● Brief:
Return every record below exactly as written, omitting any pictures.

— Start of Working data —

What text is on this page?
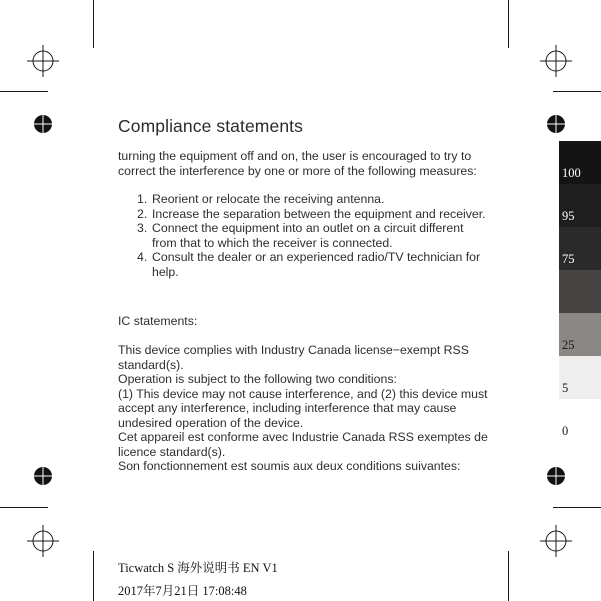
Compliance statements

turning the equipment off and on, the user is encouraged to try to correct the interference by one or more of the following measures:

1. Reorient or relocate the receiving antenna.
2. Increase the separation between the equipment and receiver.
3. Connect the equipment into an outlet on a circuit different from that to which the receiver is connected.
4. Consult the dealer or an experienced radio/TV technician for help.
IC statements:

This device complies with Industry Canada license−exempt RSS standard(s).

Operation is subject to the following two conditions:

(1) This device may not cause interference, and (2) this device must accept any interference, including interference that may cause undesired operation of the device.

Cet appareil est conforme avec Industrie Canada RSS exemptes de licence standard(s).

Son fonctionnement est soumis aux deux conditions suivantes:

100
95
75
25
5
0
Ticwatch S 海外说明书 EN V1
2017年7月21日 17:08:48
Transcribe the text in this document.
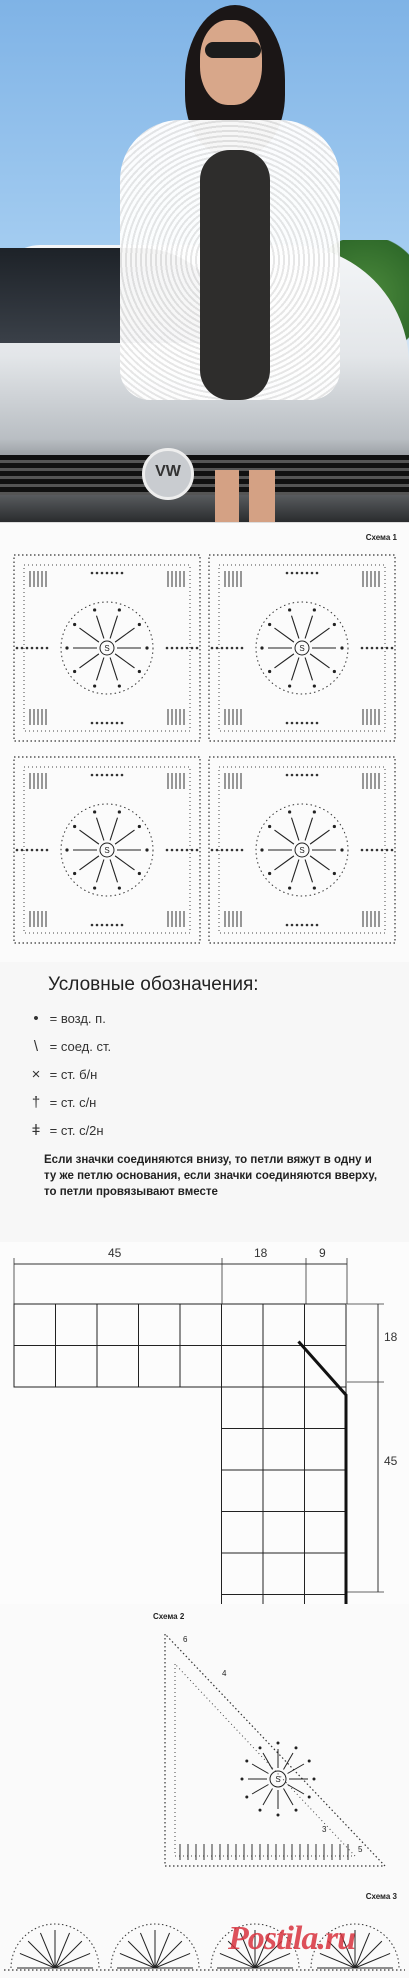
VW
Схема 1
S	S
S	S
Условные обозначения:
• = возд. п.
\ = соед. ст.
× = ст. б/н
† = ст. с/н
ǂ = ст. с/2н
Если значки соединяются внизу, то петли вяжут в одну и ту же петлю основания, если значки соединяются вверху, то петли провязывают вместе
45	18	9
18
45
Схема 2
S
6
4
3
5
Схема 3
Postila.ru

— End of Working data —

● Exercise result:
What text is on this page?
Compliance statements

turning the equipment off and on, the user is encouraged to try to correct the interference by one or more of the following measures:

1. Reorient or relocate the receiving antenna.
2. Increase the separation between the equipment and receiver.
3. Connect the equipment into an outlet on a circuit different from that to which the receiver is connected.
4. Consult the dealer or an experienced radio/TV technician for help.
IC statements:

This device complies with Industry Canada license−exempt RSS standard(s).

Operation is subject to the following two conditions:

(1) This device may not cause interference, and (2) this device must accept any interference, including interference that may cause undesired operation of the device.

Cet appareil est conforme avec Industrie Canada RSS exemptes de licence standard(s).

Son fonctionnement est soumis aux deux conditions suivantes:

100
95
75
25
5
0
Ticwatch S 海外说明书 EN V1
2017年7月21日 17:08:48
Transcribe the text in this document.
VW
Схема 1
S	S
S	S
Условные обозначения:
• = возд. п.
\ = соед. ст.
× = ст. б/н
† = ст. с/н
ǂ = ст. с/2н
Если значки соединяются внизу, то петли вяжут в одну и ту же петлю основания, если значки соединяются вверху, то петли провязывают вместе
45	18	9
18
45
Схема 2
S
6
4
3
5
Схема 3
Postila.ru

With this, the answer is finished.